Directions for this task:
Exactly as written, return every line of the data below.

The data:
=== Section Start ===

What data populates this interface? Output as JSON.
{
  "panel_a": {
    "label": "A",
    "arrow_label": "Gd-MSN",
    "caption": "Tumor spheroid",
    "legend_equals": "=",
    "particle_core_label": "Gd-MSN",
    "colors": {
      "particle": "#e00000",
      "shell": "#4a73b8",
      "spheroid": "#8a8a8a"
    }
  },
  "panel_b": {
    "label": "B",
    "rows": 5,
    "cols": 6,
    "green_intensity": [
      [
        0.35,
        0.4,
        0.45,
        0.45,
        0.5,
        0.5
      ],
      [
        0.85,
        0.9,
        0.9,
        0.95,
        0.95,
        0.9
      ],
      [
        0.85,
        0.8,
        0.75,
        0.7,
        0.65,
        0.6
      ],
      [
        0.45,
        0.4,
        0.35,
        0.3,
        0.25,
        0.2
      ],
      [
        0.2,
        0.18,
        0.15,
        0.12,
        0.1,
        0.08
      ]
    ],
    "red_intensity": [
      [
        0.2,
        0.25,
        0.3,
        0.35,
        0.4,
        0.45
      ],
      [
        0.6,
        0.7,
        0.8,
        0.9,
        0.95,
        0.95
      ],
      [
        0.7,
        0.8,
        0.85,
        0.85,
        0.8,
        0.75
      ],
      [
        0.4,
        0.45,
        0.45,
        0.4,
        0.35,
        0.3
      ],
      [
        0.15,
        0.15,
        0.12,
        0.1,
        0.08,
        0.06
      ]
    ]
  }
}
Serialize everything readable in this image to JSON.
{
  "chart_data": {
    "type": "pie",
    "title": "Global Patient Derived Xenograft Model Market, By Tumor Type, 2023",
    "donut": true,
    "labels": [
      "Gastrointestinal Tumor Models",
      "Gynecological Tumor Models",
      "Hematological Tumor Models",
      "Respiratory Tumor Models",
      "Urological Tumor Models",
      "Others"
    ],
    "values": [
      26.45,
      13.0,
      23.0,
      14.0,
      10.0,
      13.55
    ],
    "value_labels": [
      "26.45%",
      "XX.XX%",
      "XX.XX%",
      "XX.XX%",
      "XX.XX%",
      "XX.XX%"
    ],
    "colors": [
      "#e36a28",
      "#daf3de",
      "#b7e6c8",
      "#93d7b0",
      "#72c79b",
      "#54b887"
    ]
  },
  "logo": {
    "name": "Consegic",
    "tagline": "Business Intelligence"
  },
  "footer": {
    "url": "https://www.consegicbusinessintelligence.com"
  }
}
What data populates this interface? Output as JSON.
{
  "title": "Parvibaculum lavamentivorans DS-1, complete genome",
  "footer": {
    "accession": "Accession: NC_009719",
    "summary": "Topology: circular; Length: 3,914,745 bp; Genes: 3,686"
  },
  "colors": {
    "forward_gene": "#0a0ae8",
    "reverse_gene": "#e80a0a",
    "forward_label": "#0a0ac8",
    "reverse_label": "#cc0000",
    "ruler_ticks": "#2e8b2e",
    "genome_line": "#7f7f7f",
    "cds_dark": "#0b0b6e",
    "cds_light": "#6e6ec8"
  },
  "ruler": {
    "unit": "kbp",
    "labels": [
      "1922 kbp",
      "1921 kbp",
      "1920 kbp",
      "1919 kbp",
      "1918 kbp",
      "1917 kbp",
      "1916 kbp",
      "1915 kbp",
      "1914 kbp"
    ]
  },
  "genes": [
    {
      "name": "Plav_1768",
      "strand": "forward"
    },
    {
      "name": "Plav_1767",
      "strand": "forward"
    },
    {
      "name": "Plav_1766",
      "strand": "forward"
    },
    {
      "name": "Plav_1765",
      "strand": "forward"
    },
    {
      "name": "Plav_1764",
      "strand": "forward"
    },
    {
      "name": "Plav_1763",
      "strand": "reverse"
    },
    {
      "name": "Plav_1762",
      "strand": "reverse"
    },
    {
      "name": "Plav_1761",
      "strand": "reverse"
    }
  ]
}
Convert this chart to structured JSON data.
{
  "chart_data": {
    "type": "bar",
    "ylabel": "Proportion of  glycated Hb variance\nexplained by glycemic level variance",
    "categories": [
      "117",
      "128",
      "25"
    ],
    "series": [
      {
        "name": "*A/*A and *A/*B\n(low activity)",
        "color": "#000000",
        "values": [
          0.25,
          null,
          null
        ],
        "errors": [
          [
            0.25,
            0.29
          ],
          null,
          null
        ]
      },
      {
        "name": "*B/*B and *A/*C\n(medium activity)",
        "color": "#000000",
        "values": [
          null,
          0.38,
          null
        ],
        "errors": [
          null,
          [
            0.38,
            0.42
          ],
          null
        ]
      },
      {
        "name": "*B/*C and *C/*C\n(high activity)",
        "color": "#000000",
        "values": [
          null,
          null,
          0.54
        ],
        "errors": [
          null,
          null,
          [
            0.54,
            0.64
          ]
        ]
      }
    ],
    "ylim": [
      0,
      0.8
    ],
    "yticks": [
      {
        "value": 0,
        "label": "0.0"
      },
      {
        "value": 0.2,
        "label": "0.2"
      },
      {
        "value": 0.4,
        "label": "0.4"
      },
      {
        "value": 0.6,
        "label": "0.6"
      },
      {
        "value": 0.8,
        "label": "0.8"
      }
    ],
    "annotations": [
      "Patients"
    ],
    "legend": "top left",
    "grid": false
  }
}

=== Section End ===

Output:
What data populates this interface? Output as JSON.
{
  "panel_a": {
    "label": "A",
    "arrow_label": "Gd-MSN",
    "caption": "Tumor spheroid",
    "legend_equals": "=",
    "particle_core_label": "Gd-MSN",
    "colors": {
      "particle": "#e00000",
      "shell": "#4a73b8",
      "spheroid": "#8a8a8a"
    }
  },
  "panel_b": {
    "label": "B",
    "rows": 5,
    "cols": 6,
    "green_intensity": [
      [
        0.35,
        0.4,
        0.45,
        0.45,
        0.5,
        0.5
      ],
      [
        0.85,
        0.9,
        0.9,
        0.95,
        0.95,
        0.9
      ],
      [
        0.85,
        0.8,
        0.75,
        0.7,
        0.65,
        0.6
      ],
      [
        0.45,
        0.4,
        0.35,
        0.3,
        0.25,
        0.2
      ],
      [
        0.2,
        0.18,
        0.15,
        0.12,
        0.1,
        0.08
      ]
    ],
    "red_intensity": [
      [
        0.2,
        0.25,
        0.3,
        0.35,
        0.4,
        0.45
      ],
      [
        0.6,
        0.7,
        0.8,
        0.9,
        0.95,
        0.95
      ],
      [
        0.7,
        0.8,
        0.85,
        0.85,
        0.8,
        0.75
      ],
      [
        0.4,
        0.45,
        0.45,
        0.4,
        0.35,
        0.3
      ],
      [
        0.15,
        0.15,
        0.12,
        0.1,
        0.08,
        0.06
      ]
    ]
  }
}
Serialize everything readable in this image to JSON.
{
  "chart_data": {
    "type": "pie",
    "title": "Global Patient Derived Xenograft Model Market, By Tumor Type, 2023",
    "donut": true,
    "labels": [
      "Gastrointestinal Tumor Models",
      "Gynecological Tumor Models",
      "Hematological Tumor Models",
      "Respiratory Tumor Models",
      "Urological Tumor Models",
      "Others"
    ],
    "values": [
      26.45,
      13.0,
      23.0,
      14.0,
      10.0,
      13.55
    ],
    "value_labels": [
      "26.45%",
      "XX.XX%",
      "XX.XX%",
      "XX.XX%",
      "XX.XX%",
      "XX.XX%"
    ],
    "colors": [
      "#e36a28",
      "#daf3de",
      "#b7e6c8",
      "#93d7b0",
      "#72c79b",
      "#54b887"
    ]
  },
  "logo": {
    "name": "Consegic",
    "tagline": "Business Intelligence"
  },
  "footer": {
    "url": "https://www.consegicbusinessintelligence.com"
  }
}
What data populates this interface? Output as JSON.
{
  "title": "Parvibaculum lavamentivorans DS-1, complete genome",
  "footer": {
    "accession": "Accession: NC_009719",
    "summary": "Topology: circular; Length: 3,914,745 bp; Genes: 3,686"
  },
  "colors": {
    "forward_gene": "#0a0ae8",
    "reverse_gene": "#e80a0a",
    "forward_label": "#0a0ac8",
    "reverse_label": "#cc0000",
    "ruler_ticks": "#2e8b2e",
    "genome_line": "#7f7f7f",
    "cds_dark": "#0b0b6e",
    "cds_light": "#6e6ec8"
  },
  "ruler": {
    "unit": "kbp",
    "labels": [
      "1922 kbp",
      "1921 kbp",
      "1920 kbp",
      "1919 kbp",
      "1918 kbp",
      "1917 kbp",
      "1916 kbp",
      "1915 kbp",
      "1914 kbp"
    ]
  },
  "genes": [
    {
      "name": "Plav_1768",
      "strand": "forward"
    },
    {
      "name": "Plav_1767",
      "strand": "forward"
    },
    {
      "name": "Plav_1766",
      "strand": "forward"
    },
    {
      "name": "Plav_1765",
      "strand": "forward"
    },
    {
      "name": "Plav_1764",
      "strand": "forward"
    },
    {
      "name": "Plav_1763",
      "strand": "reverse"
    },
    {
      "name": "Plav_1762",
      "strand": "reverse"
    },
    {
      "name": "Plav_1761",
      "strand": "reverse"
    }
  ]
}
Convert this chart to structured JSON data.
{
  "chart_data": {
    "type": "bar",
    "ylabel": "Proportion of  glycated Hb variance\nexplained by glycemic level variance",
    "categories": [
      "117",
      "128",
      "25"
    ],
    "series": [
      {
        "name": "*A/*A and *A/*B\n(low activity)",
        "color": "#000000",
        "values": [
          0.25,
          null,
          null
        ],
        "errors": [
          [
            0.25,
            0.29
          ],
          null,
          null
        ]
      },
      {
        "name": "*B/*B and *A/*C\n(medium activity)",
        "color": "#000000",
        "values": [
          null,
          0.38,
          null
        ],
        "errors": [
          null,
          [
            0.38,
            0.42
          ],
          null
        ]
      },
      {
        "name": "*B/*C and *C/*C\n(high activity)",
        "color": "#000000",
        "values": [
          null,
          null,
          0.54
        ],
        "errors": [
          null,
          null,
          [
            0.54,
            0.64
          ]
        ]
      }
    ],
    "ylim": [
      0,
      0.8
    ],
    "yticks": [
      {
        "value": 0,
        "label": "0.0"
      },
      {
        "value": 0.2,
        "label": "0.2"
      },
      {
        "value": 0.4,
        "label": "0.4"
      },
      {
        "value": 0.6,
        "label": "0.6"
      },
      {
        "value": 0.8,
        "label": "0.8"
      }
    ],
    "annotations": [
      "Patients"
    ],
    "legend": "top left",
    "grid": false
  }
}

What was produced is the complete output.